== RAW RECORDS ==

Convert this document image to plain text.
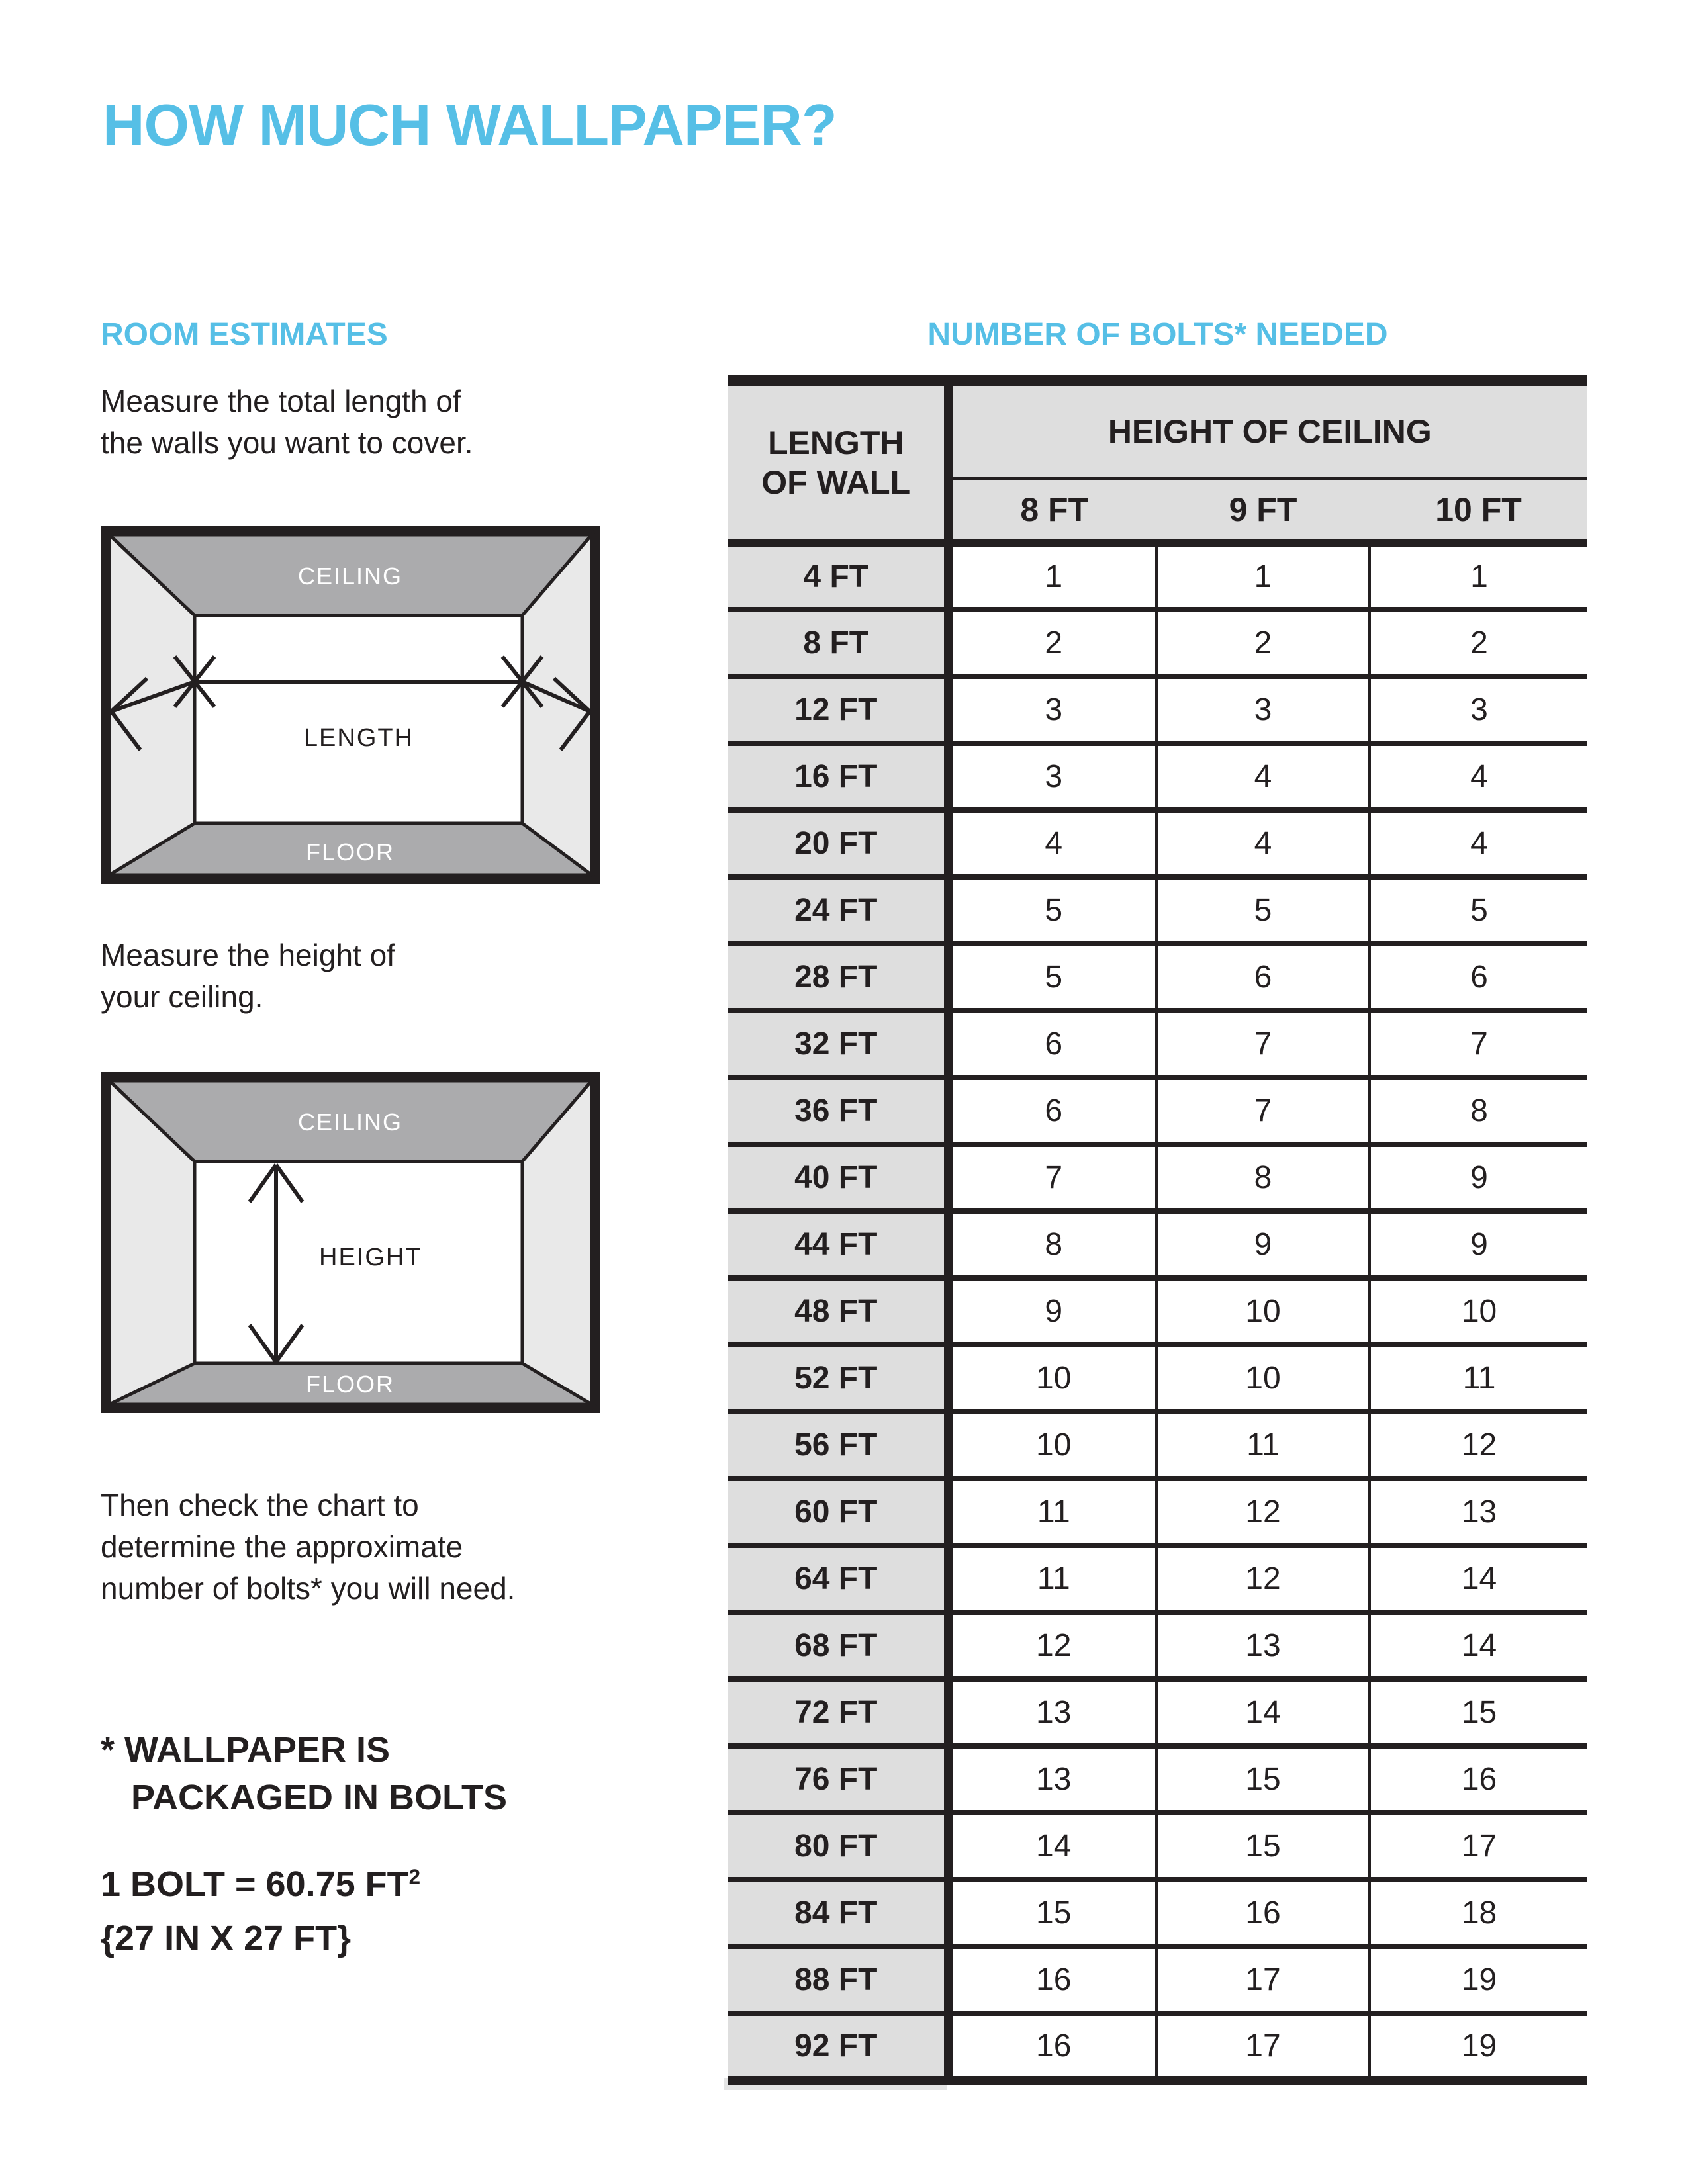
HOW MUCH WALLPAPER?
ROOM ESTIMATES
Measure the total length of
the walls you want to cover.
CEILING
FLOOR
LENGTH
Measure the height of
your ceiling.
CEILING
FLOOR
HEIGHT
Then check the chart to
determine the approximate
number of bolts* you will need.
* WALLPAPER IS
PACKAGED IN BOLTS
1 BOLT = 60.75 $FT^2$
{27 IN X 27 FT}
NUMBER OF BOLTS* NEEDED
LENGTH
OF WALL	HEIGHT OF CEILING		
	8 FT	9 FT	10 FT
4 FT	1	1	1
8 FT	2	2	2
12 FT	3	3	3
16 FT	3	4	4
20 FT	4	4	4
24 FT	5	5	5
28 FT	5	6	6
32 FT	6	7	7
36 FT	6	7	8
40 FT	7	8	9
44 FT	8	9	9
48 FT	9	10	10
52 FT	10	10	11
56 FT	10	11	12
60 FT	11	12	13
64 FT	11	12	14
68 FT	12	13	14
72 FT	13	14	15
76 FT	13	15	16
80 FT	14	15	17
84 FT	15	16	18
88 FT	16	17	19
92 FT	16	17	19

===

**TASK STATEMENT**: Transcribe every line from the records above without alteration, and leave out the images.

**ANSWER FOR THIS EXERCISE**:
Convert this document image to plain text.
HOW MUCH WALLPAPER?
ROOM ESTIMATES
Measure the total length of
the walls you want to cover.
CEILING
FLOOR
LENGTH
Measure the height of
your ceiling.
CEILING
FLOOR
HEIGHT
Then check the chart to
determine the approximate
number of bolts* you will need.
* WALLPAPER IS
PACKAGED IN BOLTS
1 BOLT = 60.75 $FT^2$
{27 IN X 27 FT}
NUMBER OF BOLTS* NEEDED
LENGTH
OF WALL	HEIGHT OF CEILING		
	8 FT	9 FT	10 FT
4 FT	1	1	1
8 FT	2	2	2
12 FT	3	3	3
16 FT	3	4	4
20 FT	4	4	4
24 FT	5	5	5
28 FT	5	6	6
32 FT	6	7	7
36 FT	6	7	8
40 FT	7	8	9
44 FT	8	9	9
48 FT	9	10	10
52 FT	10	10	11
56 FT	10	11	12
60 FT	11	12	13
64 FT	11	12	14
68 FT	12	13	14
72 FT	13	14	15
76 FT	13	15	16
80 FT	14	15	17
84 FT	15	16	18
88 FT	16	17	19
92 FT	16	17	19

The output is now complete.